Some years ago I’ve been talking, whining maybe, about how KAlgebra is more flexible than it looks, the proof is this post from 2009. A lot of time has passed since then, not as much work on KAlgebra as I’d have wanted, but we are much further. Having an N900 gived me the confidence to work on a KAlgebraMobile that probably nobody tried but most of you have installed on your system, yay! It was quite a disaster, bad timing (end of N900 era) and kdecore didn’t make it to the main repositories for some reason I can’t understand, so I that version will stay in our hearts and vcs logs but not much further.
I have this little flaw, whenever I find a new cool technology I fantasize about porting KAlgebra to it. Same happened with QtQuick (QML back then), it made sense: I always wanted to have KAlgebra working on a handheld device and there we had some good opportunity. The big problem was that I didn’t want to make KAlgebra Mobile a Harmattan application, or a Fremantle, or build the GUI from scratch, since most of you will know I’m no designer. The whole QtQuick application development process looked fuzzy to me (and still does, but less).
The whole thing changed when I was asked to try QtDesktop Components, mostly because I had to try it on something and I finally could invoke something like “Button {}”. Once I had it working, I created separate implementations for harmattan and desktop, so right now it’s quite easy to extend to different sets of components quite easily as long as they are a little API-equivalent.
In short, right now we have a KAlgebraMobile applications that can be tested and used on desktop and also used on Harmattan. It’s far more interesting the second case, mostly because on the desktop we’ve had a version of KAlgebra since many years and I didn’t have to blog about it. Anyway, as always, it’s on kde’s KAlgebra master branch, feel free to test it. If you don’t feel like, enjoy some pretty pictures!
And last but not least, big thanks to Laszlo Papp for working for KDE in Harmattan, without his work this wouldn’t have been possible. Also big thanks to Jens Bache-Wiig who is caring about desktop even if he can do mobile UI’s :). This kind of people make this community alive and prosper!!

WHAT IS REQUIRED:
Could you write out everything in the KAlgebra Mobile post from "Some years ago" down to "not much further.", swapping "N900" for "N9"?

SUPPLIED DATA:

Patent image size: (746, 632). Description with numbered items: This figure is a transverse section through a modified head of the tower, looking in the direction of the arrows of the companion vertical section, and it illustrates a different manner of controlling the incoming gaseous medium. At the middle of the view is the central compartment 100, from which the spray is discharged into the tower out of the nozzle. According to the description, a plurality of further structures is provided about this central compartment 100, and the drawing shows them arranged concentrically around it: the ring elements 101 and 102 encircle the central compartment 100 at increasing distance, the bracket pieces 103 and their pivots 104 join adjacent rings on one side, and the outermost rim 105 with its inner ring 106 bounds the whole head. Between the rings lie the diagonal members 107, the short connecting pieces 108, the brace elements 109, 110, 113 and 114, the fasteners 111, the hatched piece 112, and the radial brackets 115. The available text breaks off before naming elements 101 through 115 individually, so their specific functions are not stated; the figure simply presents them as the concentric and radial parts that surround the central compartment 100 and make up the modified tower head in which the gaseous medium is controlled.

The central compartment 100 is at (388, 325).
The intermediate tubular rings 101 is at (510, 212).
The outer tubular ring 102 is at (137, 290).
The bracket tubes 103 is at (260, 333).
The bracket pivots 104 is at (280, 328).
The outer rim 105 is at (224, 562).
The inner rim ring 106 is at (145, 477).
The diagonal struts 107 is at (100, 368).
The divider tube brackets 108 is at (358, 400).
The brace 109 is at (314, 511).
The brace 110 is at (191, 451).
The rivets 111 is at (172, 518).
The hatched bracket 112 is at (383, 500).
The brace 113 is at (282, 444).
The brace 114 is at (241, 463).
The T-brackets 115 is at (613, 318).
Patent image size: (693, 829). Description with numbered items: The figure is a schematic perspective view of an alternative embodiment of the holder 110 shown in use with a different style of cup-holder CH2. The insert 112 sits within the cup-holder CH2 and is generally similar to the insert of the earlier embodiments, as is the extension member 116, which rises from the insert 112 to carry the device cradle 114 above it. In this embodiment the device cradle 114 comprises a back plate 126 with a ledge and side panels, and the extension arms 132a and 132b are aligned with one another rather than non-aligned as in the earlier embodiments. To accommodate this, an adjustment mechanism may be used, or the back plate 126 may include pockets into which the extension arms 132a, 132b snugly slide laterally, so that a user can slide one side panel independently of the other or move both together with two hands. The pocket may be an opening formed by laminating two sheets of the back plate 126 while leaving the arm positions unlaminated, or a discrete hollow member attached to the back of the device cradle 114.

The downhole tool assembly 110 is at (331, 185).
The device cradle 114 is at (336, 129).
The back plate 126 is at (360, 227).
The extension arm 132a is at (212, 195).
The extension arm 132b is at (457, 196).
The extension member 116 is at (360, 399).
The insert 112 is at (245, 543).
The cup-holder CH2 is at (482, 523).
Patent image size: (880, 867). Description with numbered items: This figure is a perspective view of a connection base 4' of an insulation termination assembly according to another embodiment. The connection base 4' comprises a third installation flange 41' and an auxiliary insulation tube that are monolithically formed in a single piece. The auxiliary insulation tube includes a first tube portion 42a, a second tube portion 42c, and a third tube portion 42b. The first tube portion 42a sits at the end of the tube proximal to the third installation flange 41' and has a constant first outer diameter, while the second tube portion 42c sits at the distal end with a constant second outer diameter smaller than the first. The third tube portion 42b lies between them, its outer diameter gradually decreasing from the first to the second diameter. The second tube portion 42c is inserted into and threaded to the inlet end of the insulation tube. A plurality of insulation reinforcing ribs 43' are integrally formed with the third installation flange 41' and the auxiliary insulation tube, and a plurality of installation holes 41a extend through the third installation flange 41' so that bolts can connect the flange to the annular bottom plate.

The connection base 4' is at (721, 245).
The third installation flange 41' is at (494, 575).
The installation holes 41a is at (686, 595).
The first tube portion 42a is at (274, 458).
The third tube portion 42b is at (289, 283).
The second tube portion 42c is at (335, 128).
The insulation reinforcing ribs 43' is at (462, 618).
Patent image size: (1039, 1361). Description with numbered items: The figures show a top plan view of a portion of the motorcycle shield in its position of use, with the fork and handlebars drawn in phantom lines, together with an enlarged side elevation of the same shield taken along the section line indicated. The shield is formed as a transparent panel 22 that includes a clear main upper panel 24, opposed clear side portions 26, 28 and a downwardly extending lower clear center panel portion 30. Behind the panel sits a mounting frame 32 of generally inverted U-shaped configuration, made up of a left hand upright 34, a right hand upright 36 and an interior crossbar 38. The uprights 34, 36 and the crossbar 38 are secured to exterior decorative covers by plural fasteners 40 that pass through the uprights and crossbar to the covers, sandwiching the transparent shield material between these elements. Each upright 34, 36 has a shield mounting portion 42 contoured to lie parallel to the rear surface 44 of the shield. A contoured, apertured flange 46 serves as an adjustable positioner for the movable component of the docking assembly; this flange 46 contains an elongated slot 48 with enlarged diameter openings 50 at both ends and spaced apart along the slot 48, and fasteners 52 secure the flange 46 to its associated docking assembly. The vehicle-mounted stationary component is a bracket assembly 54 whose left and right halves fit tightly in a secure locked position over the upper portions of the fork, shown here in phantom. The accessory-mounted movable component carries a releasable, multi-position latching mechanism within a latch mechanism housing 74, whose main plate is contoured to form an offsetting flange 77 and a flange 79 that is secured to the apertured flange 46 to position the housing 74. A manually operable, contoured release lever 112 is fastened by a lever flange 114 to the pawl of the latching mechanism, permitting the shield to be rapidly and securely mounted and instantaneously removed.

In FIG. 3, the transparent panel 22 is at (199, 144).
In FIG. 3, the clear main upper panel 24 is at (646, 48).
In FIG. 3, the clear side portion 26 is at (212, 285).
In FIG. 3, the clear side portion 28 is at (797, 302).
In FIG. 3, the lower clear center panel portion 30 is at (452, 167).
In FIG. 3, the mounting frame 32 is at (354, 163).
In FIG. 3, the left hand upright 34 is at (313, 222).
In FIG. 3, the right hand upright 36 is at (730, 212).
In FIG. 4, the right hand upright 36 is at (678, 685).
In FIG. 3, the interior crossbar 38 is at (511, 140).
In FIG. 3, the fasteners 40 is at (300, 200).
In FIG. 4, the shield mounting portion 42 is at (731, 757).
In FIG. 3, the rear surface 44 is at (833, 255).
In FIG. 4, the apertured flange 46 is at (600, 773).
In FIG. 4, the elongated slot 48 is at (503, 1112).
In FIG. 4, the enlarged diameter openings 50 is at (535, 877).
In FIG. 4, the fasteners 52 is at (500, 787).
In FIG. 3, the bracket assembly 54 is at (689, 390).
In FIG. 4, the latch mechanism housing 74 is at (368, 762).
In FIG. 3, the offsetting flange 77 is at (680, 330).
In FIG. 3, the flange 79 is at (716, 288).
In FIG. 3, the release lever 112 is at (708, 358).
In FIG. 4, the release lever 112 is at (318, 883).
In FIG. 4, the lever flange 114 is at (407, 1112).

SOLUTION TO THIS TASK:
Some years ago I’ve been talking, whining maybe, about how KAlgebra is more flexible than it looks, the proof is this post from 2009. A lot of time has passed since then, not as much work on KAlgebra as I’d have wanted, but we are much further. Having an N9 gived me the confidence to work on a KAlgebraMobile that probably nobody tried but most of you have installed on your system, yay! It was quite a disaster, bad timing (end of N9 era) and kdecore didn’t make it to the main repositories for some reason I can’t understand, so I that version will stay in our hearts and vcs logs but not much further.